===== RECORDS TO USE

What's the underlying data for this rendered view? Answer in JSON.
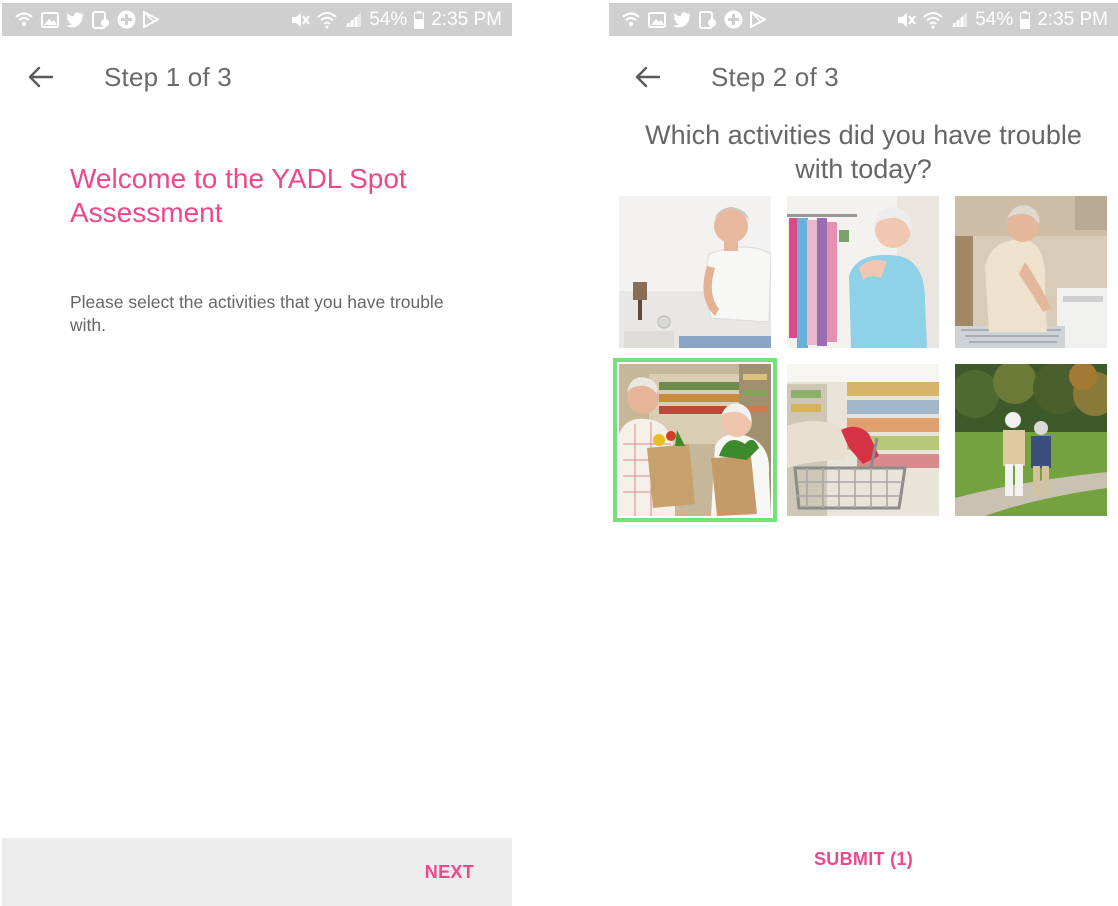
{
  "status_bar": {
    "left_icons": [
      "wifi-call-icon",
      "image-icon",
      "twitter-icon",
      "cast-icon",
      "plus-circle-icon",
      "play-store-icon"
    ],
    "right_icons": [
      "mute-icon",
      "wifi-icon",
      "signal-icon",
      "battery-icon"
    ],
    "battery": "54%",
    "time": "2:35 PM"
  },
  "screen1": {
    "toolbar_title": "Step 1 of 3",
    "welcome_title": "Welcome to the YADL Spot Assessment",
    "body_text": "Please select the activities that you have trouble with.",
    "next_label": "NEXT"
  },
  "screen2": {
    "toolbar_title": "Step 2 of 3",
    "question": "Which activities did you have trouble with today?",
    "submit_label": "SUBMIT (1)",
    "activities": [
      {
        "image": "man-sitting-on-bed",
        "selected": false
      },
      {
        "image": "woman-choosing-clothes",
        "selected": false
      },
      {
        "image": "man-loading-dishwasher",
        "selected": false
      },
      {
        "image": "couple-carrying-groceries",
        "selected": true
      },
      {
        "image": "shopping-cart-in-store",
        "selected": false
      },
      {
        "image": "couple-walking-in-park",
        "selected": false
      }
    ]
  },
  "colors": {
    "accent": "#f0468c",
    "selection": "#73e07a",
    "status_bar": "#cfcfcf",
    "bottom_bar": "#ececec",
    "text_gray": "#666666"
  }
}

==========

WHAT YOU ARE ASKED TO DO –
Without the pictures, extract every entry verbatim.

COMPLETED TASK –
What's the underlying data for this rendered view? Answer in JSON.
{
  "status_bar": {
    "left_icons": [
      "wifi-call-icon",
      "image-icon",
      "twitter-icon",
      "cast-icon",
      "plus-circle-icon",
      "play-store-icon"
    ],
    "right_icons": [
      "mute-icon",
      "wifi-icon",
      "signal-icon",
      "battery-icon"
    ],
    "battery": "54%",
    "time": "2:35 PM"
  },
  "screen1": {
    "toolbar_title": "Step 1 of 3",
    "welcome_title": "Welcome to the YADL Spot Assessment",
    "body_text": "Please select the activities that you have trouble with.",
    "next_label": "NEXT"
  },
  "screen2": {
    "toolbar_title": "Step 2 of 3",
    "question": "Which activities did you have trouble with today?",
    "submit_label": "SUBMIT (1)",
    "activities": [
      {
        "image": "man-sitting-on-bed",
        "selected": false
      },
      {
        "image": "woman-choosing-clothes",
        "selected": false
      },
      {
        "image": "man-loading-dishwasher",
        "selected": false
      },
      {
        "image": "couple-carrying-groceries",
        "selected": true
      },
      {
        "image": "shopping-cart-in-store",
        "selected": false
      },
      {
        "image": "couple-walking-in-park",
        "selected": false
      }
    ]
  },
  "colors": {
    "accent": "#f0468c",
    "selection": "#73e07a",
    "status_bar": "#cfcfcf",
    "bottom_bar": "#ececec",
    "text_gray": "#666666"
  }
}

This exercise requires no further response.